Task description: Bring together all lines of the material below that contain the string "Dank".

Raw records:
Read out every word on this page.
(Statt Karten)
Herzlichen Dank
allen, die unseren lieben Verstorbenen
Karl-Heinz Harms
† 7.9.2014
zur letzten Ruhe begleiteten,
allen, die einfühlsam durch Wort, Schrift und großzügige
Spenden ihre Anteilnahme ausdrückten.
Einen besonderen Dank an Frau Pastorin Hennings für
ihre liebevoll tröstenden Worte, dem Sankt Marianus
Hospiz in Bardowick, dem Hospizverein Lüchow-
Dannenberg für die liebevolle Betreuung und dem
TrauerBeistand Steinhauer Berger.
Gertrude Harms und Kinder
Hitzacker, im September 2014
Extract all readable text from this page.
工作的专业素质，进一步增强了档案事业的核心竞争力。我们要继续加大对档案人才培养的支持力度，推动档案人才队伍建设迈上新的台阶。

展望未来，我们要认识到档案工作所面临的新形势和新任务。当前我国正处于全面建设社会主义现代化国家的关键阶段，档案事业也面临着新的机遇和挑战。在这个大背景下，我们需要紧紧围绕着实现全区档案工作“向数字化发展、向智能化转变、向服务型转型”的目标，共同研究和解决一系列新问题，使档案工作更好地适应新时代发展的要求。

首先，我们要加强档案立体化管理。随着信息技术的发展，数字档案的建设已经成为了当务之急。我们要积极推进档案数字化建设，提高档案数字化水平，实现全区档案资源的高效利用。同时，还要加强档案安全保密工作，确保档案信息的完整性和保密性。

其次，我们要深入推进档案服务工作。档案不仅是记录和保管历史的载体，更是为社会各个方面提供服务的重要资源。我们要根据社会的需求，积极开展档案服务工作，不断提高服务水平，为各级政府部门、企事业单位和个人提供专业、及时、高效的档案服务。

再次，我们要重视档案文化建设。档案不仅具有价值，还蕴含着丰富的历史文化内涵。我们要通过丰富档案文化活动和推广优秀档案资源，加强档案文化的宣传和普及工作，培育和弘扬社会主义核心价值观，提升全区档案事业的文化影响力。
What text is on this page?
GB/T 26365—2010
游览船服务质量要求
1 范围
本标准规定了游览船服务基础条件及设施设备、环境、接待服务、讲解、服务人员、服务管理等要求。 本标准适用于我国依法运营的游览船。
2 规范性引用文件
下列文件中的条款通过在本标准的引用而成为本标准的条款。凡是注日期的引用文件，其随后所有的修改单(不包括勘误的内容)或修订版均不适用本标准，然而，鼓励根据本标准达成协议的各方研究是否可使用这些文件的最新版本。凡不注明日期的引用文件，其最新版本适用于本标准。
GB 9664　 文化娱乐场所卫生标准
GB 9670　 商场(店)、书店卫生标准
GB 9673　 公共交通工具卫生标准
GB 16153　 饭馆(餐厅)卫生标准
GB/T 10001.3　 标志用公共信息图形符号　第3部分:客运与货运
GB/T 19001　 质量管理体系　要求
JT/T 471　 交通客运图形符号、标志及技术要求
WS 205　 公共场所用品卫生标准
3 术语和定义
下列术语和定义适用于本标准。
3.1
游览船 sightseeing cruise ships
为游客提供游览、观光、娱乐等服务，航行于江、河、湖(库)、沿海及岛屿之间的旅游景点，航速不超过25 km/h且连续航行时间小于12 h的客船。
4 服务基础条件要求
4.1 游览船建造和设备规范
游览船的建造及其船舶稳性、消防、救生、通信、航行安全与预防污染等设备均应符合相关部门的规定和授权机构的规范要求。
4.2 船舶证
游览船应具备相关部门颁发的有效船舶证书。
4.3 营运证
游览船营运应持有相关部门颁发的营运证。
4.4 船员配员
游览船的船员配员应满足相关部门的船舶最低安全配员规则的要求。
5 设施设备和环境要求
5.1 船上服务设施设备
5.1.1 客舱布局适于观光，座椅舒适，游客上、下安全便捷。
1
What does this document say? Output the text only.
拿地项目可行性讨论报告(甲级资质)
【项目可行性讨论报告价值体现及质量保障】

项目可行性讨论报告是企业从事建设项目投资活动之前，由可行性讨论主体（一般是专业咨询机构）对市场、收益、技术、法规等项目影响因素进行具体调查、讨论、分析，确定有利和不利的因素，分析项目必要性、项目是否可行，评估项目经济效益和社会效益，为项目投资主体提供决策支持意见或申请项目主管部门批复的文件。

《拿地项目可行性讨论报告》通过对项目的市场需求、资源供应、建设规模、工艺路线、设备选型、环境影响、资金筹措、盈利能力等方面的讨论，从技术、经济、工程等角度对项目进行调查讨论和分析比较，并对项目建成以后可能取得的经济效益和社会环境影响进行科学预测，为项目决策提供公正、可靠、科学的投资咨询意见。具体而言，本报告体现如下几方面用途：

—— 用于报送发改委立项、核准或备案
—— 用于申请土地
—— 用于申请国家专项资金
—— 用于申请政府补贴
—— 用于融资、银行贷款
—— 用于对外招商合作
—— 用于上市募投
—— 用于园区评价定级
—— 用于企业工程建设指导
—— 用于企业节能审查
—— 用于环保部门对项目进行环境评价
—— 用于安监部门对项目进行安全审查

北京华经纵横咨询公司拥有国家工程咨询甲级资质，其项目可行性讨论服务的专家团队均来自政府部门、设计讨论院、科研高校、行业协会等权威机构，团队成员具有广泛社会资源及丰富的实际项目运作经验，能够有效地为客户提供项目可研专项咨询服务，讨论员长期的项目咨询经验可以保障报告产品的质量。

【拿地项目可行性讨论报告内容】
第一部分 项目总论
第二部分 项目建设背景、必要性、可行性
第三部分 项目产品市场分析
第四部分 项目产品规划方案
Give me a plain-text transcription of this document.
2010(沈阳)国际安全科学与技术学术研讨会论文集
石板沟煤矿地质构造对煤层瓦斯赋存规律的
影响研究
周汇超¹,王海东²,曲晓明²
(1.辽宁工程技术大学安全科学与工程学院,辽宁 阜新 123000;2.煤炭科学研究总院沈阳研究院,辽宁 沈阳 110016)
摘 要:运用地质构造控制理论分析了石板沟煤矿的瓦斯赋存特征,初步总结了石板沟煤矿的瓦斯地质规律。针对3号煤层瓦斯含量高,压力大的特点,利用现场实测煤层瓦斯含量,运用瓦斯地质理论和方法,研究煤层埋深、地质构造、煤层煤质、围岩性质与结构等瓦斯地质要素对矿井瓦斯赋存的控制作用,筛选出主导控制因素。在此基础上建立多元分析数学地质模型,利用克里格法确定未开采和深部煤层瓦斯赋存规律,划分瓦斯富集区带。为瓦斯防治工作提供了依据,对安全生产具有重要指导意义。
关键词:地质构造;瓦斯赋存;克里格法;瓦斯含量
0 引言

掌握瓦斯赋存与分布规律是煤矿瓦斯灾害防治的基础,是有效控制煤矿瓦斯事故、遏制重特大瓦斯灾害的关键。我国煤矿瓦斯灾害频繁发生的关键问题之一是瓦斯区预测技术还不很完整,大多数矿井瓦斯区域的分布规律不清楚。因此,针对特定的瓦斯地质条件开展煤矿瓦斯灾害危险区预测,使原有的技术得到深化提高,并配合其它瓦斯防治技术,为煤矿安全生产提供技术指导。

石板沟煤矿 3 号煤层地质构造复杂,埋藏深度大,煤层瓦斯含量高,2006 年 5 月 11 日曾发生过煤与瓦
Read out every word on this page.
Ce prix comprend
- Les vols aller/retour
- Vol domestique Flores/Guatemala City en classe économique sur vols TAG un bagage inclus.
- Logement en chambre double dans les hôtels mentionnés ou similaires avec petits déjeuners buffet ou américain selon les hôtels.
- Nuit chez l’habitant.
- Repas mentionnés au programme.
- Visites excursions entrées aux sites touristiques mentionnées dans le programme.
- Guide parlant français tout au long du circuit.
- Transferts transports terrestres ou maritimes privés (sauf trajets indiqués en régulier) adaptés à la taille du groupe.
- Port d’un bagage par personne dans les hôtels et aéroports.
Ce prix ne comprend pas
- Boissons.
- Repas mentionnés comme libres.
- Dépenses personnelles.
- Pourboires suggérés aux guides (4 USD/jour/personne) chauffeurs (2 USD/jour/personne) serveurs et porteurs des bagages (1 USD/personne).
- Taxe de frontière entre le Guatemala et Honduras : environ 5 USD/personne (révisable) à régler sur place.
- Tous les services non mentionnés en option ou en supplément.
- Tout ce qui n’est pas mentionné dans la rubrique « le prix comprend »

Final result:
Herzlichen Dank
Einen besonderen Dank an Frau Pastorin Hennings für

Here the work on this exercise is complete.